▶ _Problem to work on_
Search the listing below for the string "name" and copy every line where it occurs.
- - -
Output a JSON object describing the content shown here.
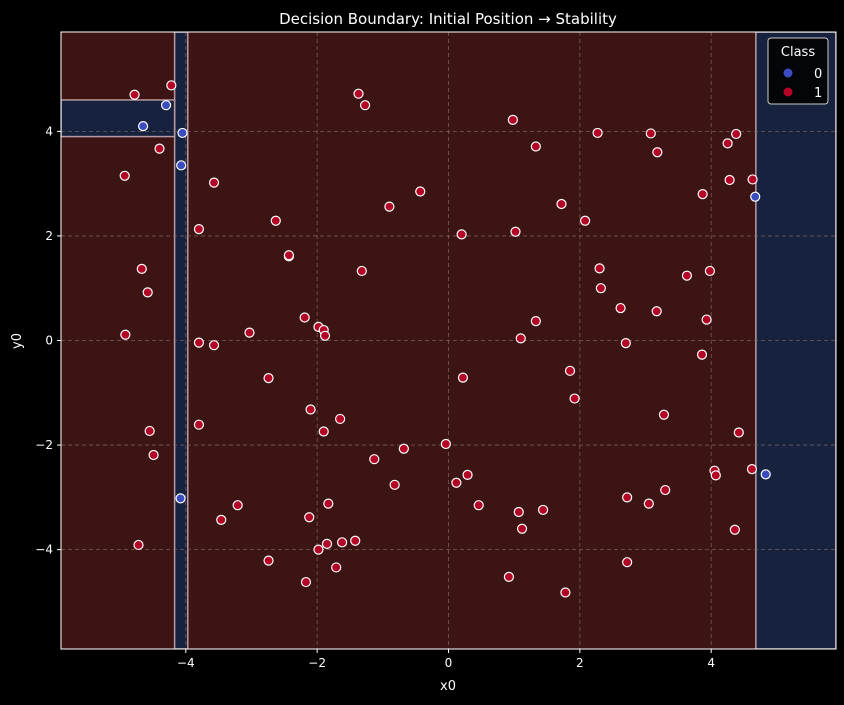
{
  "chart_data": {
    "type": "scatter",
    "title": "Decision Boundary: Initial Position → Stability",
    "xlabel": "x0",
    "ylabel": "y0",
    "xlim": [
      -5.9,
      5.9
    ],
    "ylim": [
      -5.9,
      5.9
    ],
    "xticks": [
      -4,
      -2,
      0,
      2,
      4
    ],
    "yticks": [
      -4,
      -2,
      0,
      2,
      4
    ],
    "xtick_labels": [
      "−4",
      "−2",
      "0",
      "2",
      "4"
    ],
    "ytick_labels": [
      "−4",
      "−2",
      "0",
      "2",
      "4"
    ],
    "grid": true,
    "legend": {
      "title": "Class",
      "placement": "top-right",
      "entries": [
        "0",
        "1"
      ]
    },
    "colors": {
      "background": "#000000",
      "region_class0": "#17223f",
      "region_class1": "#3c1414",
      "boundary": "#b89aa0",
      "class0": "#3b4cc0",
      "class1": "#b40426",
      "grid": "#8a6a6a"
    },
    "regions": {
      "class1_default": true,
      "class0_bands": [
        {
          "x_from": -4.17,
          "x_to": -3.97,
          "y_from": -5.9,
          "y_to": 5.9
        },
        {
          "x_from": -5.9,
          "x_to": -4.17,
          "y_from": 3.9,
          "y_to": 4.6
        },
        {
          "x_from": 4.68,
          "x_to": 5.9,
          "y_from": -5.9,
          "y_to": 5.9
        }
      ]
    },
    "series": [
      {
        "name": "0",
        "points": [
          [
            -4.3,
            4.5
          ],
          [
            -4.65,
            4.1
          ],
          [
            -4.05,
            3.97
          ],
          [
            -4.07,
            3.35
          ],
          [
            -4.08,
            -3.02
          ],
          [
            4.67,
            2.75
          ],
          [
            4.83,
            -2.56
          ]
        ]
      },
      {
        "name": "1",
        "points": [
          [
            -4.78,
            4.7
          ],
          [
            -4.22,
            4.88
          ],
          [
            -4.4,
            3.67
          ],
          [
            -4.93,
            3.15
          ],
          [
            -3.57,
            3.02
          ],
          [
            -3.8,
            2.13
          ],
          [
            -4.67,
            1.37
          ],
          [
            -4.58,
            0.92
          ],
          [
            -4.92,
            0.11
          ],
          [
            -3.8,
            -0.04
          ],
          [
            -3.57,
            -0.09
          ],
          [
            -4.55,
            -1.73
          ],
          [
            -4.49,
            -2.19
          ],
          [
            -4.72,
            -3.91
          ],
          [
            -3.8,
            -1.61
          ],
          [
            -3.46,
            -3.43
          ],
          [
            -3.21,
            -3.15
          ],
          [
            -3.03,
            0.15
          ],
          [
            -2.74,
            -0.72
          ],
          [
            -2.74,
            -4.21
          ],
          [
            -2.63,
            2.29
          ],
          [
            -2.43,
            1.61
          ],
          [
            -2.43,
            1.63
          ],
          [
            -2.19,
            0.44
          ],
          [
            -2.12,
            -3.38
          ],
          [
            -2.1,
            -1.32
          ],
          [
            -2.17,
            -4.62
          ],
          [
            -1.98,
            0.26
          ],
          [
            -1.9,
            0.2
          ],
          [
            -1.88,
            0.09
          ],
          [
            -1.9,
            -1.74
          ],
          [
            -1.98,
            -4.0
          ],
          [
            -1.85,
            -3.89
          ],
          [
            -1.83,
            -3.12
          ],
          [
            -1.65,
            -1.5
          ],
          [
            -1.71,
            -4.34
          ],
          [
            -1.62,
            -3.86
          ],
          [
            -1.42,
            -3.83
          ],
          [
            -1.37,
            4.72
          ],
          [
            -1.27,
            4.5
          ],
          [
            -1.32,
            1.33
          ],
          [
            -1.13,
            -2.27
          ],
          [
            -0.9,
            2.56
          ],
          [
            -0.82,
            -2.76
          ],
          [
            -0.68,
            -2.07
          ],
          [
            -0.43,
            2.85
          ],
          [
            -0.04,
            -1.98
          ],
          [
            0.12,
            -2.72
          ],
          [
            0.2,
            2.03
          ],
          [
            0.22,
            -0.71
          ],
          [
            0.29,
            -2.57
          ],
          [
            0.46,
            -3.15
          ],
          [
            0.98,
            4.22
          ],
          [
            1.02,
            2.08
          ],
          [
            0.92,
            -4.52
          ],
          [
            1.07,
            -3.28
          ],
          [
            1.1,
            0.04
          ],
          [
            1.12,
            -3.6
          ],
          [
            1.33,
            3.71
          ],
          [
            1.33,
            0.37
          ],
          [
            1.44,
            -3.24
          ],
          [
            1.72,
            2.61
          ],
          [
            1.85,
            -0.58
          ],
          [
            1.92,
            -1.11
          ],
          [
            1.78,
            -4.82
          ],
          [
            2.08,
            2.29
          ],
          [
            2.27,
            3.97
          ],
          [
            2.3,
            1.38
          ],
          [
            2.32,
            1.0
          ],
          [
            2.62,
            0.62
          ],
          [
            2.7,
            -0.05
          ],
          [
            2.72,
            -3.0
          ],
          [
            2.72,
            -4.24
          ],
          [
            3.08,
            3.96
          ],
          [
            3.18,
            3.6
          ],
          [
            3.17,
            0.56
          ],
          [
            3.05,
            -3.12
          ],
          [
            3.28,
            -1.42
          ],
          [
            3.3,
            -2.86
          ],
          [
            3.63,
            1.24
          ],
          [
            3.87,
            2.8
          ],
          [
            3.86,
            -0.27
          ],
          [
            3.93,
            0.4
          ],
          [
            3.98,
            1.33
          ],
          [
            4.05,
            -2.49
          ],
          [
            4.07,
            -2.58
          ],
          [
            4.25,
            3.77
          ],
          [
            4.28,
            3.07
          ],
          [
            4.38,
            3.95
          ],
          [
            4.36,
            -3.62
          ],
          [
            4.42,
            -1.76
          ],
          [
            4.63,
            3.08
          ],
          [
            4.62,
            -2.46
          ]
        ]
      }
    ]
  }
}
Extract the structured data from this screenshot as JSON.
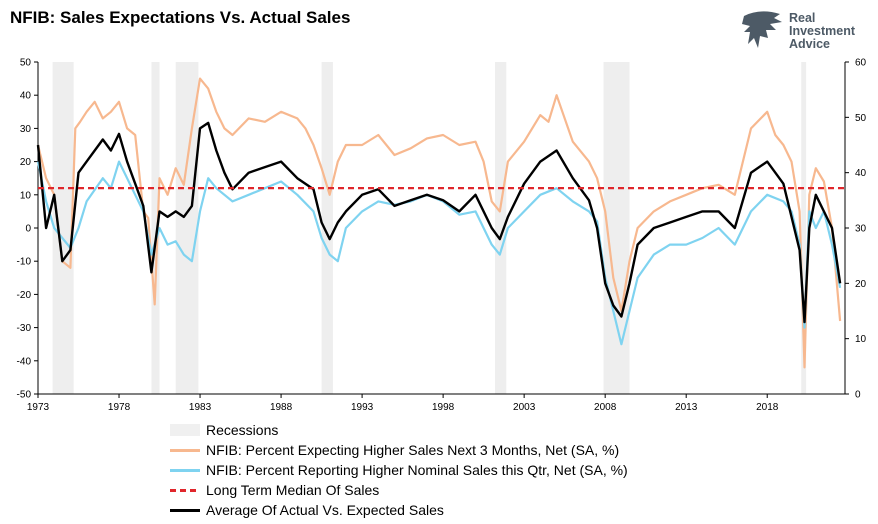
{
  "title": "NFIB: Sales Expectations Vs. Actual Sales",
  "brand": {
    "lines": [
      "Real",
      "Investment",
      "Advice"
    ],
    "color": "#4d5a66"
  },
  "chart_data": {
    "type": "line",
    "title": "NFIB: Sales Expectations Vs. Actual Sales",
    "x_ticks": [
      "1973",
      "1978",
      "1983",
      "1988",
      "1993",
      "1998",
      "2003",
      "2008",
      "2013",
      "2018"
    ],
    "xlim": [
      1973,
      2022.8
    ],
    "ylim_left": [
      -50,
      50
    ],
    "yticks_left": [
      "50",
      "40",
      "30",
      "20",
      "10",
      "0",
      "-10",
      "-20",
      "-30",
      "-40",
      "-50"
    ],
    "ylim_right": [
      0,
      60
    ],
    "yticks_right": [
      "60",
      "50",
      "40",
      "30",
      "20",
      "10",
      "0"
    ],
    "recessions": [
      [
        1973.9,
        1975.2
      ],
      [
        1980.0,
        1980.5
      ],
      [
        1981.5,
        1982.9
      ],
      [
        1990.5,
        1991.2
      ],
      [
        2001.2,
        2001.9
      ],
      [
        2007.9,
        2009.5
      ],
      [
        2020.1,
        2020.4
      ]
    ],
    "median": 12,
    "legend": [
      {
        "label": "Recessions",
        "color": "#f0f0f0",
        "style": "rect"
      },
      {
        "label": "NFIB: Percent Expecting Higher Sales Next 3 Months, Net (SA, %)",
        "color": "#f7b88f",
        "style": "line"
      },
      {
        "label": "NFIB: Percent Reporting Higher Nominal Sales this Qtr, Net (SA, %)",
        "color": "#7fd3f0",
        "style": "line"
      },
      {
        "label": "Long Term Median Of Sales",
        "color": "#e0262b",
        "style": "dashed"
      },
      {
        "label": "Average Of Actual Vs. Expected Sales",
        "color": "#000000",
        "style": "line"
      }
    ],
    "series": [
      {
        "name": "NFIB: Percent Expecting Higher Sales Next 3 Months, Net (SA, %)",
        "axis": "left",
        "color": "#f7b88f",
        "x": [
          1973.0,
          1973.5,
          1974.0,
          1974.5,
          1975.0,
          1975.3,
          1975.6,
          1976.0,
          1976.5,
          1977.0,
          1977.5,
          1978.0,
          1978.5,
          1979.0,
          1979.5,
          1979.8,
          1980.2,
          1980.5,
          1981.0,
          1981.5,
          1982.0,
          1982.5,
          1983.0,
          1983.5,
          1984.0,
          1984.5,
          1985.0,
          1986.0,
          1987.0,
          1988.0,
          1989.0,
          1989.5,
          1990.0,
          1990.5,
          1991.0,
          1991.5,
          1992.0,
          1993.0,
          1994.0,
          1995.0,
          1996.0,
          1997.0,
          1998.0,
          1999.0,
          2000.0,
          2000.5,
          2001.0,
          2001.5,
          2002.0,
          2003.0,
          2004.0,
          2004.5,
          2005.0,
          2006.0,
          2007.0,
          2007.5,
          2008.0,
          2008.5,
          2009.0,
          2009.5,
          2010.0,
          2011.0,
          2012.0,
          2013.0,
          2014.0,
          2015.0,
          2016.0,
          2017.0,
          2018.0,
          2018.5,
          2019.0,
          2019.5,
          2020.0,
          2020.3,
          2020.6,
          2021.0,
          2021.5,
          2022.0,
          2022.5
        ],
        "values": [
          25,
          15,
          10,
          -10,
          -12,
          30,
          32,
          35,
          38,
          33,
          35,
          38,
          30,
          28,
          5,
          3,
          -23,
          15,
          10,
          18,
          13,
          30,
          45,
          42,
          35,
          30,
          28,
          33,
          32,
          35,
          33,
          30,
          25,
          18,
          10,
          20,
          25,
          25,
          28,
          22,
          24,
          27,
          28,
          25,
          26,
          20,
          8,
          5,
          20,
          26,
          34,
          32,
          40,
          26,
          20,
          15,
          5,
          -15,
          -25,
          -10,
          0,
          5,
          8,
          10,
          12,
          13,
          10,
          30,
          35,
          28,
          25,
          20,
          5,
          -42,
          10,
          18,
          14,
          0,
          -28
        ]
      },
      {
        "name": "NFIB: Percent Reporting Higher Nominal Sales this Qtr, Net (SA, %)",
        "axis": "left",
        "color": "#7fd3f0",
        "x": [
          1973.0,
          1973.5,
          1974.0,
          1974.5,
          1975.0,
          1975.5,
          1976.0,
          1977.0,
          1977.5,
          1978.0,
          1978.5,
          1979.0,
          1979.5,
          1980.0,
          1980.5,
          1981.0,
          1981.5,
          1982.0,
          1982.5,
          1983.0,
          1983.5,
          1984.0,
          1985.0,
          1986.0,
          1987.0,
          1988.0,
          1989.0,
          1990.0,
          1990.5,
          1991.0,
          1991.5,
          1992.0,
          1993.0,
          1994.0,
          1995.0,
          1996.0,
          1997.0,
          1998.0,
          1999.0,
          2000.0,
          2001.0,
          2001.5,
          2002.0,
          2003.0,
          2004.0,
          2005.0,
          2006.0,
          2007.0,
          2007.5,
          2008.0,
          2008.5,
          2009.0,
          2009.5,
          2010.0,
          2011.0,
          2012.0,
          2013.0,
          2014.0,
          2015.0,
          2016.0,
          2017.0,
          2018.0,
          2019.0,
          2019.5,
          2020.0,
          2020.3,
          2020.6,
          2021.0,
          2021.5,
          2022.0,
          2022.5
        ],
        "values": [
          20,
          8,
          0,
          -3,
          -6,
          0,
          8,
          15,
          12,
          20,
          15,
          10,
          5,
          -8,
          0,
          -5,
          -4,
          -8,
          -10,
          5,
          15,
          12,
          8,
          10,
          12,
          14,
          10,
          5,
          -3,
          -8,
          -10,
          0,
          5,
          8,
          7,
          8,
          10,
          8,
          4,
          5,
          -5,
          -8,
          0,
          5,
          10,
          12,
          8,
          5,
          2,
          -15,
          -25,
          -35,
          -25,
          -15,
          -8,
          -5,
          -5,
          -3,
          0,
          -5,
          5,
          10,
          8,
          5,
          -5,
          -30,
          5,
          0,
          5,
          -5,
          -18
        ]
      },
      {
        "name": "Average Of Actual Vs. Expected Sales",
        "axis": "right",
        "color": "#000000",
        "x": [
          1973.0,
          1973.5,
          1974.0,
          1974.5,
          1975.0,
          1975.5,
          1976.0,
          1977.0,
          1977.5,
          1978.0,
          1978.5,
          1979.0,
          1979.5,
          1980.0,
          1980.5,
          1981.0,
          1981.5,
          1982.0,
          1982.5,
          1983.0,
          1983.5,
          1984.0,
          1984.5,
          1985.0,
          1986.0,
          1987.0,
          1988.0,
          1989.0,
          1990.0,
          1990.5,
          1991.0,
          1991.5,
          1992.0,
          1993.0,
          1994.0,
          1995.0,
          1996.0,
          1997.0,
          1998.0,
          1999.0,
          2000.0,
          2001.0,
          2001.5,
          2002.0,
          2003.0,
          2004.0,
          2005.0,
          2006.0,
          2007.0,
          2007.5,
          2008.0,
          2008.5,
          2009.0,
          2009.5,
          2010.0,
          2011.0,
          2012.0,
          2013.0,
          2014.0,
          2015.0,
          2016.0,
          2017.0,
          2018.0,
          2019.0,
          2019.5,
          2020.0,
          2020.3,
          2020.6,
          2021.0,
          2021.5,
          2022.0,
          2022.5
        ],
        "values": [
          45,
          30,
          36,
          24,
          26,
          40,
          42,
          46,
          44,
          47,
          42,
          38,
          34,
          22,
          33,
          32,
          33,
          32,
          34,
          48,
          49,
          44,
          40,
          37,
          40,
          41,
          42,
          39,
          37,
          31,
          28,
          31,
          33,
          36,
          37,
          34,
          35,
          36,
          35,
          33,
          36,
          30,
          28,
          32,
          38,
          42,
          44,
          39,
          35,
          30,
          20,
          16,
          14,
          20,
          27,
          30,
          31,
          32,
          33,
          33,
          30,
          40,
          42,
          38,
          32,
          26,
          13,
          30,
          36,
          33,
          30,
          20
        ]
      }
    ]
  }
}
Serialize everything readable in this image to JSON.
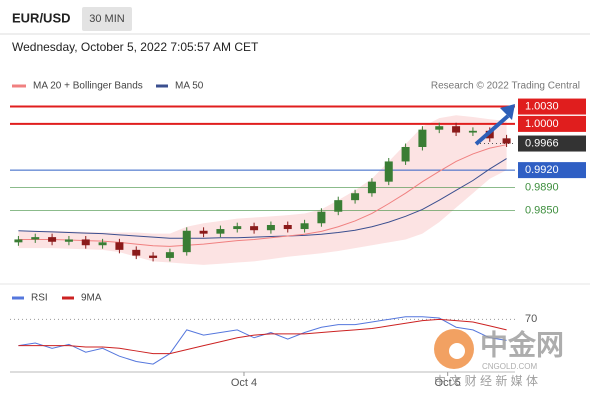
- - -
▶ _Complete response_
        "name": "0",
        "name": "1",
        "name": "NFIB: Percent Expecting Higher Sales Next 3 Months, Net (SA, %)",
        "name": "NFIB: Percent Reporting Higher Nominal Sales this Qtr, Net (SA, %)",
        "name": "Average Of Actual Vs. Expected Sales",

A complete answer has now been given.